▸ What the task asks
Send each entry back exactly as given, pictures excluded.

Collection entries:
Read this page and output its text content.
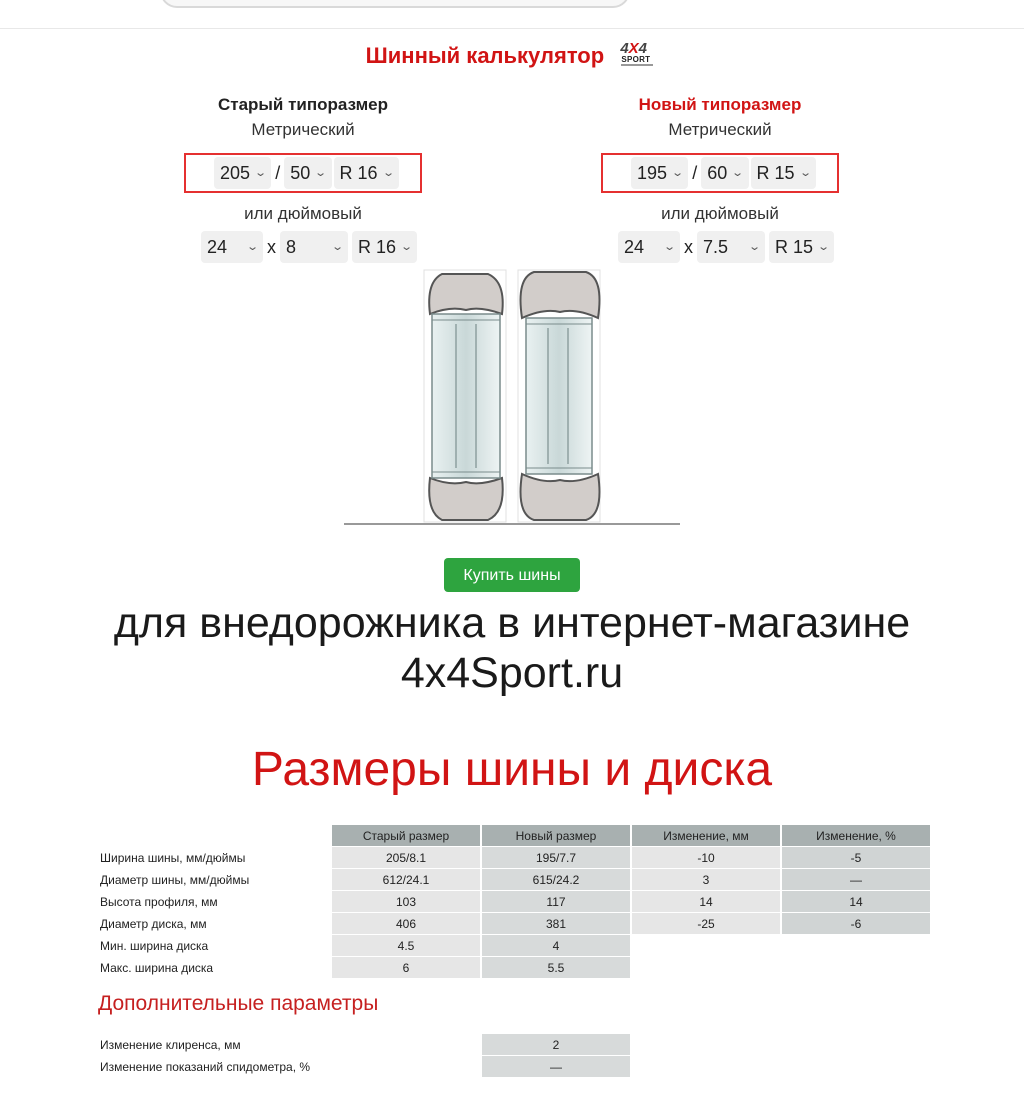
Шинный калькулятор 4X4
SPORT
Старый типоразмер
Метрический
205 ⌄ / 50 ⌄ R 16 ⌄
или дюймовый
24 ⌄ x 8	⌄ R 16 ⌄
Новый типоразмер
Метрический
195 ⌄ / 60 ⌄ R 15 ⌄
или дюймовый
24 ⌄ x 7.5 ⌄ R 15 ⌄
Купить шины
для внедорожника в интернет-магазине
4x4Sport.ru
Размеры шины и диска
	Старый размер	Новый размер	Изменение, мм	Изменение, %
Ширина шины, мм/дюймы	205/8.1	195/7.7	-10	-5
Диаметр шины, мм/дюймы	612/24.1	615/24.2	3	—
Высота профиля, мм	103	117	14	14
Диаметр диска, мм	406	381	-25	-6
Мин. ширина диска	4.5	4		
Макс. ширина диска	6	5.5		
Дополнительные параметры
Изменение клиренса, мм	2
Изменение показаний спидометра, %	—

▸ Written solution
Read this page and output its text content.
Шинный калькулятор 4X4
SPORT
Старый типоразмер
Метрический
205 ⌄ / 50 ⌄ R 16 ⌄
или дюймовый
24 ⌄ x 8	⌄ R 16 ⌄
Новый типоразмер
Метрический
195 ⌄ / 60 ⌄ R 15 ⌄
или дюймовый
24 ⌄ x 7.5 ⌄ R 15 ⌄
Купить шины
для внедорожника в интернет-магазине
4x4Sport.ru
Размеры шины и диска
	Старый размер	Новый размер	Изменение, мм	Изменение, %
Ширина шины, мм/дюймы	205/8.1	195/7.7	-10	-5
Диаметр шины, мм/дюймы	612/24.1	615/24.2	3	—
Высота профиля, мм	103	117	14	14
Диаметр диска, мм	406	381	-25	-6
Мин. ширина диска	4.5	4		
Макс. ширина диска	6	5.5		
Дополнительные параметры
Изменение клиренса, мм	2
Изменение показаний спидометра, %	—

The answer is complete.